• Task to carry out: Copy every item below line for line, keeping each character unchanged.
— Begin Extracted information —
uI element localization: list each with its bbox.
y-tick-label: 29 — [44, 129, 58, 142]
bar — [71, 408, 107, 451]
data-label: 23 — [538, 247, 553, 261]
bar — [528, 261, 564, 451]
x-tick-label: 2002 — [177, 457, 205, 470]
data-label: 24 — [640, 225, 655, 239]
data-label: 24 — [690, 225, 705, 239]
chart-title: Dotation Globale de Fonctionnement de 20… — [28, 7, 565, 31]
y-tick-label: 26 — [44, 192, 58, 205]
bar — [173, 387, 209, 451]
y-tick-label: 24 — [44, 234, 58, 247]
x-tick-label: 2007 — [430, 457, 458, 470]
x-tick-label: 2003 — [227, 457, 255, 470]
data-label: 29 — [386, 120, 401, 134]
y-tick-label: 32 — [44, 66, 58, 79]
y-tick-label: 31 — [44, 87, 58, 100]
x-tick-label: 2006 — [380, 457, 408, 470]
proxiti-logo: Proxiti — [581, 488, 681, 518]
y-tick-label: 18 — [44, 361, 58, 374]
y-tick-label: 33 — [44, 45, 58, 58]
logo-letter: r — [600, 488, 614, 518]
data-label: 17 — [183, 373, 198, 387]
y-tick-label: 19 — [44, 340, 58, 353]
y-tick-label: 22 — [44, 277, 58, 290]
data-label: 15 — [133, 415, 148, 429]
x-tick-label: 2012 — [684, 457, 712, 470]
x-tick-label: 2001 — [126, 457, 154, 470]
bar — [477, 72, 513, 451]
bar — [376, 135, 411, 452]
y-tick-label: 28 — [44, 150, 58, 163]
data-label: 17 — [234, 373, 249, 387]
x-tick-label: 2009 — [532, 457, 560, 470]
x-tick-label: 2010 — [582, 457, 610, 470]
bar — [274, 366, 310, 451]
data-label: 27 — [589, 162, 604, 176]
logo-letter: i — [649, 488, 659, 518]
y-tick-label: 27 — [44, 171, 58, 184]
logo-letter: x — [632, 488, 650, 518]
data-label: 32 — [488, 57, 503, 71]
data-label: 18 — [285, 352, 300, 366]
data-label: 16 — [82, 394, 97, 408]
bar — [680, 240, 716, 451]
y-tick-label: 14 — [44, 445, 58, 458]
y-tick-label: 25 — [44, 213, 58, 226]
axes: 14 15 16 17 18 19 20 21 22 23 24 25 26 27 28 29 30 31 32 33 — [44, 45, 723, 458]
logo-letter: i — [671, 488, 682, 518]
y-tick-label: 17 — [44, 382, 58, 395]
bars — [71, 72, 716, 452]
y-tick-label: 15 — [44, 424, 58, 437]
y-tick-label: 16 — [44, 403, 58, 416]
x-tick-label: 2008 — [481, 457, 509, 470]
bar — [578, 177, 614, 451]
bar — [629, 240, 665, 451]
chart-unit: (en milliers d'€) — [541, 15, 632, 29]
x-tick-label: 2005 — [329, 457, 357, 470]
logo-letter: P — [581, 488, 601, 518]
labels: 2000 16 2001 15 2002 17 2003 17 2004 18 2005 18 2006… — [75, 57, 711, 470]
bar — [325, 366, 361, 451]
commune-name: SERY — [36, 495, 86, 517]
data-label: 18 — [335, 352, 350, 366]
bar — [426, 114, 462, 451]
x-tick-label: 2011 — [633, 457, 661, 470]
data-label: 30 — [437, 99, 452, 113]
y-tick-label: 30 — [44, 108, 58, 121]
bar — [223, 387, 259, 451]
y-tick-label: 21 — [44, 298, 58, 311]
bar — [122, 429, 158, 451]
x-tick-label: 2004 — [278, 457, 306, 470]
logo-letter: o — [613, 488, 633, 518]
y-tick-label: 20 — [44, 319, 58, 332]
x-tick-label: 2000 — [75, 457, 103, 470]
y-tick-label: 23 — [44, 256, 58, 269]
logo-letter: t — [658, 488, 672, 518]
— End Extracted information —
• Exercise response:
uI element localization: list each with its bbox.
y-tick-label: 29 — [44, 129, 58, 142]
bar — [71, 408, 107, 451]
data-label: 23 — [538, 247, 553, 261]
bar — [528, 261, 564, 451]
x-tick-label: 2002 — [177, 457, 205, 470]
data-label: 24 — [640, 225, 655, 239]
data-label: 24 — [690, 225, 705, 239]
chart-title: Dotation Globale de Fonctionnement de 20… — [28, 7, 565, 31]
y-tick-label: 26 — [44, 192, 58, 205]
bar — [173, 387, 209, 451]
y-tick-label: 24 — [44, 234, 58, 247]
x-tick-label: 2007 — [430, 457, 458, 470]
x-tick-label: 2003 — [227, 457, 255, 470]
data-label: 29 — [386, 120, 401, 134]
y-tick-label: 32 — [44, 66, 58, 79]
y-tick-label: 31 — [44, 87, 58, 100]
x-tick-label: 2006 — [380, 457, 408, 470]
proxiti-logo: Proxiti — [581, 488, 681, 518]
y-tick-label: 18 — [44, 361, 58, 374]
y-tick-label: 33 — [44, 45, 58, 58]
logo-letter: r — [600, 488, 614, 518]
data-label: 17 — [183, 373, 198, 387]
y-tick-label: 19 — [44, 340, 58, 353]
y-tick-label: 22 — [44, 277, 58, 290]
data-label: 15 — [133, 415, 148, 429]
x-tick-label: 2012 — [684, 457, 712, 470]
x-tick-label: 2001 — [126, 457, 154, 470]
bar — [477, 72, 513, 451]
bar — [376, 135, 411, 452]
y-tick-label: 28 — [44, 150, 58, 163]
data-label: 17 — [234, 373, 249, 387]
x-tick-label: 2009 — [532, 457, 560, 470]
x-tick-label: 2010 — [582, 457, 610, 470]
bar — [274, 366, 310, 451]
data-label: 27 — [589, 162, 604, 176]
logo-letter: i — [649, 488, 659, 518]
y-tick-label: 27 — [44, 171, 58, 184]
logo-letter: x — [632, 488, 650, 518]
data-label: 32 — [488, 57, 503, 71]
data-label: 18 — [285, 352, 300, 366]
data-label: 16 — [82, 394, 97, 408]
bar — [680, 240, 716, 451]
y-tick-label: 14 — [44, 445, 58, 458]
y-tick-label: 25 — [44, 213, 58, 226]
axes: 14 15 16 17 18 19 20 21 22 23 24 25 26 27 28 29 30 31 32 33 — [44, 45, 723, 458]
logo-letter: i — [671, 488, 682, 518]
y-tick-label: 17 — [44, 382, 58, 395]
bars — [71, 72, 716, 452]
y-tick-label: 15 — [44, 424, 58, 437]
y-tick-label: 16 — [44, 403, 58, 416]
x-tick-label: 2008 — [481, 457, 509, 470]
bar — [578, 177, 614, 451]
bar — [629, 240, 665, 451]
chart-unit: (en milliers d'€) — [541, 15, 632, 29]
x-tick-label: 2005 — [329, 457, 357, 470]
logo-letter: P — [581, 488, 601, 518]
labels: 2000 16 2001 15 2002 17 2003 17 2004 18 2005 18 2006… — [75, 57, 711, 470]
bar — [325, 366, 361, 451]
commune-name: SERY — [36, 495, 86, 517]
data-label: 18 — [335, 352, 350, 366]
bar — [426, 114, 462, 451]
x-tick-label: 2011 — [633, 457, 661, 470]
data-label: 30 — [437, 99, 452, 113]
y-tick-label: 30 — [44, 108, 58, 121]
bar — [223, 387, 259, 451]
y-tick-label: 21 — [44, 298, 58, 311]
bar — [122, 429, 158, 451]
x-tick-label: 2004 — [278, 457, 306, 470]
logo-letter: o — [613, 488, 633, 518]
y-tick-label: 20 — [44, 319, 58, 332]
x-tick-label: 2000 — [75, 457, 103, 470]
y-tick-label: 23 — [44, 256, 58, 269]
logo-letter: t — [658, 488, 672, 518]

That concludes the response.